**What is needed**:
Extract all lines that hold the string "François".

────

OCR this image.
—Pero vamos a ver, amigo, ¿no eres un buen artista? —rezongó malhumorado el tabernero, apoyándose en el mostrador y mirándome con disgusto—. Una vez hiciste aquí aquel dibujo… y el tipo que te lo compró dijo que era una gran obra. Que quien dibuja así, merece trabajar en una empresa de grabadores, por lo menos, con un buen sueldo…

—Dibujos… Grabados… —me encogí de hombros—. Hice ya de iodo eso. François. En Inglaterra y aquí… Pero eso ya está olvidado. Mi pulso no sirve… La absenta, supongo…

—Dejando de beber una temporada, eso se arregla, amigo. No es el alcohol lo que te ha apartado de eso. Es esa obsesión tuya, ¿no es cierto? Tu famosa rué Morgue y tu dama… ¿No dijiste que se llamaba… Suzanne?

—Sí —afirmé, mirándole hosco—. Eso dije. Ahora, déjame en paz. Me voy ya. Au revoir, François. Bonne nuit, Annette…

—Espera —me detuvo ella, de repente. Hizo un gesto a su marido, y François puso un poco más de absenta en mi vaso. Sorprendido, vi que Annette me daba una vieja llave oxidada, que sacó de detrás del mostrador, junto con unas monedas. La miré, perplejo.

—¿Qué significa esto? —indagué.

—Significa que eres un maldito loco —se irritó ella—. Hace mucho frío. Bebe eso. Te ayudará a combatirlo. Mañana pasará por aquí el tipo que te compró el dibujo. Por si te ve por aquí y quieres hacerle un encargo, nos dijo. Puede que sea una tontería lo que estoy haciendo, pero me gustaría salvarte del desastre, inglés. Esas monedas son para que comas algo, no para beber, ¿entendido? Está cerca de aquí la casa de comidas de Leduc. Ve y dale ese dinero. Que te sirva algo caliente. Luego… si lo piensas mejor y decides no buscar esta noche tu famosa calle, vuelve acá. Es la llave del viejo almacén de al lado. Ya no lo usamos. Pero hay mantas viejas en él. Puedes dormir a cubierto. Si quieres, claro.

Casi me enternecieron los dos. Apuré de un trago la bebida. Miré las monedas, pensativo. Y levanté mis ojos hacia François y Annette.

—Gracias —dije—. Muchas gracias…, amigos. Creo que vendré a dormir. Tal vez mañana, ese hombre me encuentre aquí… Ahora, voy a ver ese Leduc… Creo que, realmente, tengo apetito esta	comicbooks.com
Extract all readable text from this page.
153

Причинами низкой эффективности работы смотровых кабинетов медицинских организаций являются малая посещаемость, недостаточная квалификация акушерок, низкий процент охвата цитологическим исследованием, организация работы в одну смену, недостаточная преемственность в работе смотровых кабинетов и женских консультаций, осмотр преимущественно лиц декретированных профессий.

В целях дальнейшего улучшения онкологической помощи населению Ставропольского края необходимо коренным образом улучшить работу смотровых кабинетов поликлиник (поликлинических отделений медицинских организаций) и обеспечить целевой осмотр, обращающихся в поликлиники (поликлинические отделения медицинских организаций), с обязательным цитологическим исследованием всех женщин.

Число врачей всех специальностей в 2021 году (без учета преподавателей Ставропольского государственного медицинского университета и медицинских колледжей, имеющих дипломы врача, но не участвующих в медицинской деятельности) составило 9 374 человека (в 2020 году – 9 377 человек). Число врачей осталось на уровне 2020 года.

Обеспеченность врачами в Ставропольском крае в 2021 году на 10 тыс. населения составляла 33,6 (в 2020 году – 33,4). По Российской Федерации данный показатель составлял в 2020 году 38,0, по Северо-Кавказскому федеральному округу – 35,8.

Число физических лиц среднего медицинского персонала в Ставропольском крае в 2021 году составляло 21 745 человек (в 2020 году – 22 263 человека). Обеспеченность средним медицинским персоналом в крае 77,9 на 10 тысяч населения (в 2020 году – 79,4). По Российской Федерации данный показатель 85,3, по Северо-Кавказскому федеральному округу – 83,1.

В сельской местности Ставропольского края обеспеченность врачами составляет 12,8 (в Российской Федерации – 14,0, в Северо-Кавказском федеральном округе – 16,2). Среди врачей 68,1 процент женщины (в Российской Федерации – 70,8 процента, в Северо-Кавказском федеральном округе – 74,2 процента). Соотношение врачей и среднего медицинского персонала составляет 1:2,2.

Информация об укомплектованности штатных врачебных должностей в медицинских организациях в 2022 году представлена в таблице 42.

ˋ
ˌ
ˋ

────

**Reply to the task**:
—Dibujos… Grabados… —me encogí de hombros—. Hice ya de iodo eso. François. En Inglaterra y aquí… Pero eso ya está olvidado. Mi pulso no sirve… La absenta, supongo…
—Sí —afirmé, mirándole hosco—. Eso dije. Ahora, déjame en paz. Me voy ya. Au revoir, François. Bonne nuit, Annette…
—Espera —me detuvo ella, de repente. Hizo un gesto a su marido, y François puso un poco más de absenta en mi vaso. Sorprendido, vi que Annette me daba una vieja llave oxidada, que sacó de detrás del mostrador, junto con unas monedas. La miré, perplejo.
Casi me enternecieron los dos. Apuré de un trago la bebida. Miré las monedas, pensativo. Y levanté mis ojos hacia François y Annette.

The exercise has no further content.